> **WHAT YOU NEED TO DO**:
Locate the word "style" in the data below, then copy every line that holds it.

> **RECORDS FOR THE EXERCISE**:
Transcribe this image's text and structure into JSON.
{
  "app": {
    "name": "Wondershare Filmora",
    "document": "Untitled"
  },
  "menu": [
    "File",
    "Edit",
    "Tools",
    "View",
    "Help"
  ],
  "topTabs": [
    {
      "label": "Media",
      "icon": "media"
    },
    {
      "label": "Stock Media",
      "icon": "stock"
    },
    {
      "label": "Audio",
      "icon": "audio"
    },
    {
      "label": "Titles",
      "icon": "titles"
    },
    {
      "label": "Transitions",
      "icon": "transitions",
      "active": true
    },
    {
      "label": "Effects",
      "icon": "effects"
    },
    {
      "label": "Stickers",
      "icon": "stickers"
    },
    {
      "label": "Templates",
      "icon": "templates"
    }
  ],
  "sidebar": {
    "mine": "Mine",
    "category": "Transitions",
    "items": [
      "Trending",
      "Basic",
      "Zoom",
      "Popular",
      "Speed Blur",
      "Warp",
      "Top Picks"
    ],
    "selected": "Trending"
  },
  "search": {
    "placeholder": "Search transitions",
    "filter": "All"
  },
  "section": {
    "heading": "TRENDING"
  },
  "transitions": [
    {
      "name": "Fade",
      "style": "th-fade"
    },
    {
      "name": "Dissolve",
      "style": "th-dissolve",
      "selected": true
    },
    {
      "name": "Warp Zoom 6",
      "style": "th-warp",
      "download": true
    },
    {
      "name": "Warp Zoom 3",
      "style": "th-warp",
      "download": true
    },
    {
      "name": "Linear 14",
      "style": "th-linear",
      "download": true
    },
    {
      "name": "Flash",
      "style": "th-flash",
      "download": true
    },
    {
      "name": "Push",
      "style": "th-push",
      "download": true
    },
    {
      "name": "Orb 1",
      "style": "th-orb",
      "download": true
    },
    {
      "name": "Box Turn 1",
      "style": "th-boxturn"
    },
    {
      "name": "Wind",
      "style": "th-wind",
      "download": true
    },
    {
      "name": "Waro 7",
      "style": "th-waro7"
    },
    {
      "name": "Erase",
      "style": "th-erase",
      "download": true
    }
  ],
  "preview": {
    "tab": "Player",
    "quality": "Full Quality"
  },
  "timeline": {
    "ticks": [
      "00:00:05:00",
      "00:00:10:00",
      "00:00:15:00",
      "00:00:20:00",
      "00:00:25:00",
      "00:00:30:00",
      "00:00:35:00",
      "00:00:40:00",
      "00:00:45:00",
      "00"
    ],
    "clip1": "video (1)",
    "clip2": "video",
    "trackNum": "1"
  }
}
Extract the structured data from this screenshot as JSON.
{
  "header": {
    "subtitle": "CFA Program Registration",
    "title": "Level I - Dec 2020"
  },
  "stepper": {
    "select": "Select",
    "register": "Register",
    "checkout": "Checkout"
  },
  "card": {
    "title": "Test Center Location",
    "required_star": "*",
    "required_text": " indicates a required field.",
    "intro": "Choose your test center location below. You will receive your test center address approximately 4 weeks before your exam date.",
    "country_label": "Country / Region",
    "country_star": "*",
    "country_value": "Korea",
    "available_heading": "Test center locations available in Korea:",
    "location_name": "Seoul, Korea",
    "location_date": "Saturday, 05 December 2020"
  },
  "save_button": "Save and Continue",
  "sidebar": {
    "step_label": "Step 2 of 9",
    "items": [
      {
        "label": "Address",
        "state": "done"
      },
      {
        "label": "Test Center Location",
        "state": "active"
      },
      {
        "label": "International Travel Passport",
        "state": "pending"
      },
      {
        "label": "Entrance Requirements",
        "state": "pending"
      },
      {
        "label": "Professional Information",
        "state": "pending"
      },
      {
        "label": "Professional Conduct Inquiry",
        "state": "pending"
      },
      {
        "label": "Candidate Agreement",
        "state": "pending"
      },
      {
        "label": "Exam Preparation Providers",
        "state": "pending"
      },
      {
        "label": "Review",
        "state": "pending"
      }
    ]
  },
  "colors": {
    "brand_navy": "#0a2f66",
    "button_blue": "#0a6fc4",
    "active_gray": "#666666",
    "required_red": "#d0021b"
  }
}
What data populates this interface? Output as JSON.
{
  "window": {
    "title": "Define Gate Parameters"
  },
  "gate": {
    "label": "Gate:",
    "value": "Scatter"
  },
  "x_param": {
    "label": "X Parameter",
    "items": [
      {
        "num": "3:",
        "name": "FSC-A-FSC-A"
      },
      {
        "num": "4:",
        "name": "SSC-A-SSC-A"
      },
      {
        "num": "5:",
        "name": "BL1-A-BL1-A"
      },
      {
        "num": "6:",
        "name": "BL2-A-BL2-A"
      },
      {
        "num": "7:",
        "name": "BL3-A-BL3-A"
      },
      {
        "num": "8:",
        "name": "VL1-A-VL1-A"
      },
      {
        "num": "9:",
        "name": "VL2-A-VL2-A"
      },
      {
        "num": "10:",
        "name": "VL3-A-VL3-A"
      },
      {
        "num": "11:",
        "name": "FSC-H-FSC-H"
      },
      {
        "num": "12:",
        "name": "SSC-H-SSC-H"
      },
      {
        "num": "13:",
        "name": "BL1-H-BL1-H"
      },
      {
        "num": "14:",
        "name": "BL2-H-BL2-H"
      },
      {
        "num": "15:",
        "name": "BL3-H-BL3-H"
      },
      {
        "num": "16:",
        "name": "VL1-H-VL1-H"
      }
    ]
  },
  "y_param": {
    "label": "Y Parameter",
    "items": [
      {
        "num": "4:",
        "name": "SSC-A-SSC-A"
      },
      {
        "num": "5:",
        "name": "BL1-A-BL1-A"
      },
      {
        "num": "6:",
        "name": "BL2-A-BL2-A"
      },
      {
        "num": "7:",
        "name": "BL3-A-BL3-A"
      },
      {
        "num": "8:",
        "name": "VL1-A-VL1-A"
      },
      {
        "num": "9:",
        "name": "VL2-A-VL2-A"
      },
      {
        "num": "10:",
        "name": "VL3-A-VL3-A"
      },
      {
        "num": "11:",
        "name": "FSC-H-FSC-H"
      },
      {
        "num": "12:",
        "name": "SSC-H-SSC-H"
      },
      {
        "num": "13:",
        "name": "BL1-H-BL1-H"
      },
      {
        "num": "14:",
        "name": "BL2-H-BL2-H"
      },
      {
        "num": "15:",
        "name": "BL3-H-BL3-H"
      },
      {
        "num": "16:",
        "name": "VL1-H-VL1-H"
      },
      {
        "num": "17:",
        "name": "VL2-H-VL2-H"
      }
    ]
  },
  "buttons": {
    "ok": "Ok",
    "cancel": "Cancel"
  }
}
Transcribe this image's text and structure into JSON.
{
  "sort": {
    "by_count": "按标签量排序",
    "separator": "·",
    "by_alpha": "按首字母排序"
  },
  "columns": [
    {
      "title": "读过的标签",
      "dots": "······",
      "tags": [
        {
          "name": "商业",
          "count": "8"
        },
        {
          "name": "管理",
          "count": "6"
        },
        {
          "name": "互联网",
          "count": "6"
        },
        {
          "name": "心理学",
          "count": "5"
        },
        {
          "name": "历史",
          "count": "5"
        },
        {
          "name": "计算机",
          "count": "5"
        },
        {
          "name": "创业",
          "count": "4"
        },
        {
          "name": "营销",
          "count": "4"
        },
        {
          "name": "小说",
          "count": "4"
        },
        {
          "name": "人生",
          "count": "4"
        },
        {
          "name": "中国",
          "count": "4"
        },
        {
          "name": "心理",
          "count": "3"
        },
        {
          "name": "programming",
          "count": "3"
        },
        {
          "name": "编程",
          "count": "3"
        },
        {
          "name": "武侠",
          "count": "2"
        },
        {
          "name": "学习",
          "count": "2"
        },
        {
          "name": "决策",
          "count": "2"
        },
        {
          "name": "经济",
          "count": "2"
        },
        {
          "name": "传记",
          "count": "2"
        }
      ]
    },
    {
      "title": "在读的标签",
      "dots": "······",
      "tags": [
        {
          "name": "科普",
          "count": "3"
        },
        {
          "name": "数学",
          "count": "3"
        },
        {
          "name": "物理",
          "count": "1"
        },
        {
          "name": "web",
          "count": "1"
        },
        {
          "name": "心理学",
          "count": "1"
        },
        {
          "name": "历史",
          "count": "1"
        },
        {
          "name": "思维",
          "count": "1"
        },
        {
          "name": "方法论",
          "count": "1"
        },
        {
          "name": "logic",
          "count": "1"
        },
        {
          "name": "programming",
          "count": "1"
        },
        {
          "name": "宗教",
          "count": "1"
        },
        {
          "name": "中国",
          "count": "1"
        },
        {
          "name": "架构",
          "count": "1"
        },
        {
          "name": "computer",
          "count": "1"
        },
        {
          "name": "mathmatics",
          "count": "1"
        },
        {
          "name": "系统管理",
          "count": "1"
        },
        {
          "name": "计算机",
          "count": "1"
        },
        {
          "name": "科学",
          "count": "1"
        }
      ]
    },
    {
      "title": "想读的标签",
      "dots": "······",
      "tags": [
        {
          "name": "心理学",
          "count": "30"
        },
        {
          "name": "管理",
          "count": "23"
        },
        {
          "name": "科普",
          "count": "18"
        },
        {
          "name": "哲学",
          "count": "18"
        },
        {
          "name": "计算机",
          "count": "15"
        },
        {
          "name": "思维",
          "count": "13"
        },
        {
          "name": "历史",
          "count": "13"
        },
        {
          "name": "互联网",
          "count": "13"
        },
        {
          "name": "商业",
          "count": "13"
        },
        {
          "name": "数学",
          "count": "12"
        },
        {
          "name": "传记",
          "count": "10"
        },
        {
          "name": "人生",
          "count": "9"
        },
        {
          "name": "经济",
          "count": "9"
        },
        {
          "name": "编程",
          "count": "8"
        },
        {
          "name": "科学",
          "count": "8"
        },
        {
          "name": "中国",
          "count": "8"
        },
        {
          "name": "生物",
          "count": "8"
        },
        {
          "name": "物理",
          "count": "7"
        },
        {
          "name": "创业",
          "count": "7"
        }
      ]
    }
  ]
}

> **ANSWER**:
      "style": "th-fade"
      "style": "th-dissolve",
      "style": "th-warp",
      "style": "th-warp",
      "style": "th-linear",
      "style": "th-flash",
      "style": "th-push",
      "style": "th-orb",
      "style": "th-boxturn"
      "style": "th-wind",
      "style": "th-waro7"
      "style": "th-erase",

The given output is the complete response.